**Task description**
In the entries below, find every line holding the string "aussi" and collect it.
─── Extracted data
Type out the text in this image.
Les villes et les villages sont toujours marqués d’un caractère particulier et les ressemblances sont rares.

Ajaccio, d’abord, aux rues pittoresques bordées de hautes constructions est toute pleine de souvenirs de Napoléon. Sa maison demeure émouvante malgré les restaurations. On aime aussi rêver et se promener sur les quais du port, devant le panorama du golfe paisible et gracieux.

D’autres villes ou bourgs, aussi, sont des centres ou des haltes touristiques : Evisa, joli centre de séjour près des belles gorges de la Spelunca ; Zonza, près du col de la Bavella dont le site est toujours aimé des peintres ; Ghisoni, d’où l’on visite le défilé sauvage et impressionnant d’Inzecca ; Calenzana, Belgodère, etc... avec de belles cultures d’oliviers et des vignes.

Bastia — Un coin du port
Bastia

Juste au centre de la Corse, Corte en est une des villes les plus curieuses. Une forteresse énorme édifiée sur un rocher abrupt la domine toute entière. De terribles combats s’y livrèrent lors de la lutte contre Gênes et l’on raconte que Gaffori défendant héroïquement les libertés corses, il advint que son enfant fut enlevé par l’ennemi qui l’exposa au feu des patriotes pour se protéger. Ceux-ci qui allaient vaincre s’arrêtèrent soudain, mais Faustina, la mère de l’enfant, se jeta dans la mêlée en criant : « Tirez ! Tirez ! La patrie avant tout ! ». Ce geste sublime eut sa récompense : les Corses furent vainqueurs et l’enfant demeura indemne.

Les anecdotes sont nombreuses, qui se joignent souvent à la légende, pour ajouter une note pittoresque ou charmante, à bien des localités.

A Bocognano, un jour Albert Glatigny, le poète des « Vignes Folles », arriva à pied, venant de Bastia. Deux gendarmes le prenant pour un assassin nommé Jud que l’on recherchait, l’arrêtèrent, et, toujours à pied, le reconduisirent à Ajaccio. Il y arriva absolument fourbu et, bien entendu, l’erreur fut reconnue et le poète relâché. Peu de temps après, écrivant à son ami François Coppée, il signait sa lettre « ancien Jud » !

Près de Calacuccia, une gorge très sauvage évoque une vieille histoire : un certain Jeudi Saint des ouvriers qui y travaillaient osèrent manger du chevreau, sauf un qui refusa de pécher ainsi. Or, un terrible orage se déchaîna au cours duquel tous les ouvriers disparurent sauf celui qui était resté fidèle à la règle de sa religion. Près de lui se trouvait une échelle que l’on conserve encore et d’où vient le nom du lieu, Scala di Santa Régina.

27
──────
**Exercise answer**
Ajaccio, d’abord, aux rues pittoresques bordées de hautes constructions est toute pleine de souvenirs de Napoléon. Sa maison demeure émouvante malgré les restaurations. On aime aussi rêver et se promener sur les quais du port, devant le panorama du golfe paisible et gracieux.
D’autres villes ou bourgs, aussi, sont des centres ou des haltes touristiques : Evisa, joli centre de séjour près des belles gorges de la Spelunca ; Zonza, près du col de la Bavella dont le site est toujours aimé des peintres ; Ghisoni, d’où l’on visite le défilé sauvage et impressionnant d’Inzecca ; Calenzana, Belgodère, etc... avec de belles cultures d’oliviers et des vignes.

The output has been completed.